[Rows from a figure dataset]

________________________

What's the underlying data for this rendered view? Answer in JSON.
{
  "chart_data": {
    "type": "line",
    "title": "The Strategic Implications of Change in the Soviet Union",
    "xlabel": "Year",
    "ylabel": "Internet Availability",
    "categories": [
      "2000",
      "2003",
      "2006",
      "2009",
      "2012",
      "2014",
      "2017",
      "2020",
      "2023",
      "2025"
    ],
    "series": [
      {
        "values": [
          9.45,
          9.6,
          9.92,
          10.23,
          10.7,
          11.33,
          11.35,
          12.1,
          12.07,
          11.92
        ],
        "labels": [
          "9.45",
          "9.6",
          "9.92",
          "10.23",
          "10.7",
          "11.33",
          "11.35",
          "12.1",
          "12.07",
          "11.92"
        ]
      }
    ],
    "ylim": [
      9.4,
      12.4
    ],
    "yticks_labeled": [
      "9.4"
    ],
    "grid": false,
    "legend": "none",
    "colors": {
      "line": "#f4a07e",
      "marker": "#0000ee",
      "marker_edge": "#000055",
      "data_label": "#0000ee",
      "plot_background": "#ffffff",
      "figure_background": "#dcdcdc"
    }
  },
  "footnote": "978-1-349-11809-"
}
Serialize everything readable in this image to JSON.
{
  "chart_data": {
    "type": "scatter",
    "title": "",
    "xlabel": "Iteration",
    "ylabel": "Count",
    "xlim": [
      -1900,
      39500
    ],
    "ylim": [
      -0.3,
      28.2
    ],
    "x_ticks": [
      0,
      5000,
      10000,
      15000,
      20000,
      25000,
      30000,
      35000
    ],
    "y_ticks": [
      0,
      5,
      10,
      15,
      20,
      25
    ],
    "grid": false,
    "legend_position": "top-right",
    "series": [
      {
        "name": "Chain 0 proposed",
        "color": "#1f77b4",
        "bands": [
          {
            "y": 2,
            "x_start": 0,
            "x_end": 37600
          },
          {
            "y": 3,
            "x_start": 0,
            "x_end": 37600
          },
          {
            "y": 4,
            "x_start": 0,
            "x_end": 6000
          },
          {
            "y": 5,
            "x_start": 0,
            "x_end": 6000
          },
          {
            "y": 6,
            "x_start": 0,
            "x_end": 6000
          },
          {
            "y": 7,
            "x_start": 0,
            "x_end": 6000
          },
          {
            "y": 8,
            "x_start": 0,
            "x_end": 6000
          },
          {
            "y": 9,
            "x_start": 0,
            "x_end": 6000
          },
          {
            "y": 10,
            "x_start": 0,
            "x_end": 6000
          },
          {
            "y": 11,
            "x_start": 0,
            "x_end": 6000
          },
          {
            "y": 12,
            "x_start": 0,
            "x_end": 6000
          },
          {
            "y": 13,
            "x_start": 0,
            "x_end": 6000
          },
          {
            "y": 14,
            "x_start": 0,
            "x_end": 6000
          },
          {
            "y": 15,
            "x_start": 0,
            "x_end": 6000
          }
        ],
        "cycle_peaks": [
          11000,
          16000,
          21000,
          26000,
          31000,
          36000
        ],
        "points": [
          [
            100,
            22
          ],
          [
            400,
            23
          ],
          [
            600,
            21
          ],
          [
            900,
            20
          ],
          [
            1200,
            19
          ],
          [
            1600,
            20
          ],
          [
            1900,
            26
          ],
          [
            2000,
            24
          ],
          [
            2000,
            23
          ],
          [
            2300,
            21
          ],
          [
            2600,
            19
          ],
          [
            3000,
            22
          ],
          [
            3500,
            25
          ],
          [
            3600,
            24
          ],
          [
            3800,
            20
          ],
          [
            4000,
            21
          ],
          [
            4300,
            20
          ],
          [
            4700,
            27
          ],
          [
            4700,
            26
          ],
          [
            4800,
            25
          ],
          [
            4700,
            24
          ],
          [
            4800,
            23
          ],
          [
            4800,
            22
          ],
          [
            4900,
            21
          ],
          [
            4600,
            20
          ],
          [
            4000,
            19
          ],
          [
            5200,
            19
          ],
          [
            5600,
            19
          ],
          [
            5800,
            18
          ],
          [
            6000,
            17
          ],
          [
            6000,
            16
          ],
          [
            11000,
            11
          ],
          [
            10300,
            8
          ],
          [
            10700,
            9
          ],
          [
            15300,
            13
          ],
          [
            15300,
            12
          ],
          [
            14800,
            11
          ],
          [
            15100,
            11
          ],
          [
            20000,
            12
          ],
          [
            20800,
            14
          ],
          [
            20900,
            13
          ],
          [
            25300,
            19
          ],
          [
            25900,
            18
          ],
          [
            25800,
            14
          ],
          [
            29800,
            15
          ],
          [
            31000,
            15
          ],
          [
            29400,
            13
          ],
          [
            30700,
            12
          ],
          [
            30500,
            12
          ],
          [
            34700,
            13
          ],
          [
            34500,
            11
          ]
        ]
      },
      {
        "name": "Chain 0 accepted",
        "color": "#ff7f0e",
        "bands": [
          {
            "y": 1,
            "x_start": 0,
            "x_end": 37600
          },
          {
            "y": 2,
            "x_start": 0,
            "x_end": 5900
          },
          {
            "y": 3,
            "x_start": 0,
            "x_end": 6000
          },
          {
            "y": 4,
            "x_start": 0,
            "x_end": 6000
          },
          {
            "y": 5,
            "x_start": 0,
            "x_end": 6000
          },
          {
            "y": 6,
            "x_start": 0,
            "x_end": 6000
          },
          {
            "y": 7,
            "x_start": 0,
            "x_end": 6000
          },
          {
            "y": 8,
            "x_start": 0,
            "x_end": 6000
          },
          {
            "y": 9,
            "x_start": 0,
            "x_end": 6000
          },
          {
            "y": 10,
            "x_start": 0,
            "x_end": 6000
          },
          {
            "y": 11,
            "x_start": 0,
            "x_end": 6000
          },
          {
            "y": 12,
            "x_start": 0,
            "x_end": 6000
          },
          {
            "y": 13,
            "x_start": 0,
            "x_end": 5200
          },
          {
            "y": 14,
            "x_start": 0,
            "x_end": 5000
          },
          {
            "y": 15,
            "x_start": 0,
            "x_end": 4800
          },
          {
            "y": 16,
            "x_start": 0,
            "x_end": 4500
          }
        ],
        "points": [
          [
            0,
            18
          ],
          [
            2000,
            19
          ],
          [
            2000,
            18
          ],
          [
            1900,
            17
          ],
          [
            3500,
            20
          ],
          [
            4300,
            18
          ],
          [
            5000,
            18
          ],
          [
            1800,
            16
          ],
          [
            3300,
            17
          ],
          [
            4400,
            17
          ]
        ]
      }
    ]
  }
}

________________________

• _EXERCISE DESCRIPTION_:
Repeat every line of the records above exactly.

• _TASK RESPONSE_:
What's the underlying data for this rendered view? Answer in JSON.
{
  "chart_data": {
    "type": "line",
    "title": "The Strategic Implications of Change in the Soviet Union",
    "xlabel": "Year",
    "ylabel": "Internet Availability",
    "categories": [
      "2000",
      "2003",
      "2006",
      "2009",
      "2012",
      "2014",
      "2017",
      "2020",
      "2023",
      "2025"
    ],
    "series": [
      {
        "values": [
          9.45,
          9.6,
          9.92,
          10.23,
          10.7,
          11.33,
          11.35,
          12.1,
          12.07,
          11.92
        ],
        "labels": [
          "9.45",
          "9.6",
          "9.92",
          "10.23",
          "10.7",
          "11.33",
          "11.35",
          "12.1",
          "12.07",
          "11.92"
        ]
      }
    ],
    "ylim": [
      9.4,
      12.4
    ],
    "yticks_labeled": [
      "9.4"
    ],
    "grid": false,
    "legend": "none",
    "colors": {
      "line": "#f4a07e",
      "marker": "#0000ee",
      "marker_edge": "#000055",
      "data_label": "#0000ee",
      "plot_background": "#ffffff",
      "figure_background": "#dcdcdc"
    }
  },
  "footnote": "978-1-349-11809-"
}
Serialize everything readable in this image to JSON.
{
  "chart_data": {
    "type": "scatter",
    "title": "",
    "xlabel": "Iteration",
    "ylabel": "Count",
    "xlim": [
      -1900,
      39500
    ],
    "ylim": [
      -0.3,
      28.2
    ],
    "x_ticks": [
      0,
      5000,
      10000,
      15000,
      20000,
      25000,
      30000,
      35000
    ],
    "y_ticks": [
      0,
      5,
      10,
      15,
      20,
      25
    ],
    "grid": false,
    "legend_position": "top-right",
    "series": [
      {
        "name": "Chain 0 proposed",
        "color": "#1f77b4",
        "bands": [
          {
            "y": 2,
            "x_start": 0,
            "x_end": 37600
          },
          {
            "y": 3,
            "x_start": 0,
            "x_end": 37600
          },
          {
            "y": 4,
            "x_start": 0,
            "x_end": 6000
          },
          {
            "y": 5,
            "x_start": 0,
            "x_end": 6000
          },
          {
            "y": 6,
            "x_start": 0,
            "x_end": 6000
          },
          {
            "y": 7,
            "x_start": 0,
            "x_end": 6000
          },
          {
            "y": 8,
            "x_start": 0,
            "x_end": 6000
          },
          {
            "y": 9,
            "x_start": 0,
            "x_end": 6000
          },
          {
            "y": 10,
            "x_start": 0,
            "x_end": 6000
          },
          {
            "y": 11,
            "x_start": 0,
            "x_end": 6000
          },
          {
            "y": 12,
            "x_start": 0,
            "x_end": 6000
          },
          {
            "y": 13,
            "x_start": 0,
            "x_end": 6000
          },
          {
            "y": 14,
            "x_start": 0,
            "x_end": 6000
          },
          {
            "y": 15,
            "x_start": 0,
            "x_end": 6000
          }
        ],
        "cycle_peaks": [
          11000,
          16000,
          21000,
          26000,
          31000,
          36000
        ],
        "points": [
          [
            100,
            22
          ],
          [
            400,
            23
          ],
          [
            600,
            21
          ],
          [
            900,
            20
          ],
          [
            1200,
            19
          ],
          [
            1600,
            20
          ],
          [
            1900,
            26
          ],
          [
            2000,
            24
          ],
          [
            2000,
            23
          ],
          [
            2300,
            21
          ],
          [
            2600,
            19
          ],
          [
            3000,
            22
          ],
          [
            3500,
            25
          ],
          [
            3600,
            24
          ],
          [
            3800,
            20
          ],
          [
            4000,
            21
          ],
          [
            4300,
            20
          ],
          [
            4700,
            27
          ],
          [
            4700,
            26
          ],
          [
            4800,
            25
          ],
          [
            4700,
            24
          ],
          [
            4800,
            23
          ],
          [
            4800,
            22
          ],
          [
            4900,
            21
          ],
          [
            4600,
            20
          ],
          [
            4000,
            19
          ],
          [
            5200,
            19
          ],
          [
            5600,
            19
          ],
          [
            5800,
            18
          ],
          [
            6000,
            17
          ],
          [
            6000,
            16
          ],
          [
            11000,
            11
          ],
          [
            10300,
            8
          ],
          [
            10700,
            9
          ],
          [
            15300,
            13
          ],
          [
            15300,
            12
          ],
          [
            14800,
            11
          ],
          [
            15100,
            11
          ],
          [
            20000,
            12
          ],
          [
            20800,
            14
          ],
          [
            20900,
            13
          ],
          [
            25300,
            19
          ],
          [
            25900,
            18
          ],
          [
            25800,
            14
          ],
          [
            29800,
            15
          ],
          [
            31000,
            15
          ],
          [
            29400,
            13
          ],
          [
            30700,
            12
          ],
          [
            30500,
            12
          ],
          [
            34700,
            13
          ],
          [
            34500,
            11
          ]
        ]
      },
      {
        "name": "Chain 0 accepted",
        "color": "#ff7f0e",
        "bands": [
          {
            "y": 1,
            "x_start": 0,
            "x_end": 37600
          },
          {
            "y": 2,
            "x_start": 0,
            "x_end": 5900
          },
          {
            "y": 3,
            "x_start": 0,
            "x_end": 6000
          },
          {
            "y": 4,
            "x_start": 0,
            "x_end": 6000
          },
          {
            "y": 5,
            "x_start": 0,
            "x_end": 6000
          },
          {
            "y": 6,
            "x_start": 0,
            "x_end": 6000
          },
          {
            "y": 7,
            "x_start": 0,
            "x_end": 6000
          },
          {
            "y": 8,
            "x_start": 0,
            "x_end": 6000
          },
          {
            "y": 9,
            "x_start": 0,
            "x_end": 6000
          },
          {
            "y": 10,
            "x_start": 0,
            "x_end": 6000
          },
          {
            "y": 11,
            "x_start": 0,
            "x_end": 6000
          },
          {
            "y": 12,
            "x_start": 0,
            "x_end": 6000
          },
          {
            "y": 13,
            "x_start": 0,
            "x_end": 5200
          },
          {
            "y": 14,
            "x_start": 0,
            "x_end": 5000
          },
          {
            "y": 15,
            "x_start": 0,
            "x_end": 4800
          },
          {
            "y": 16,
            "x_start": 0,
            "x_end": 4500
          }
        ],
        "points": [
          [
            0,
            18
          ],
          [
            2000,
            19
          ],
          [
            2000,
            18
          ],
          [
            1900,
            17
          ],
          [
            3500,
            20
          ],
          [
            4300,
            18
          ],
          [
            5000,
            18
          ],
          [
            1800,
            16
          ],
          [
            3300,
            17
          ],
          [
            4400,
            17
          ]
        ]
      }
    ]
  }
}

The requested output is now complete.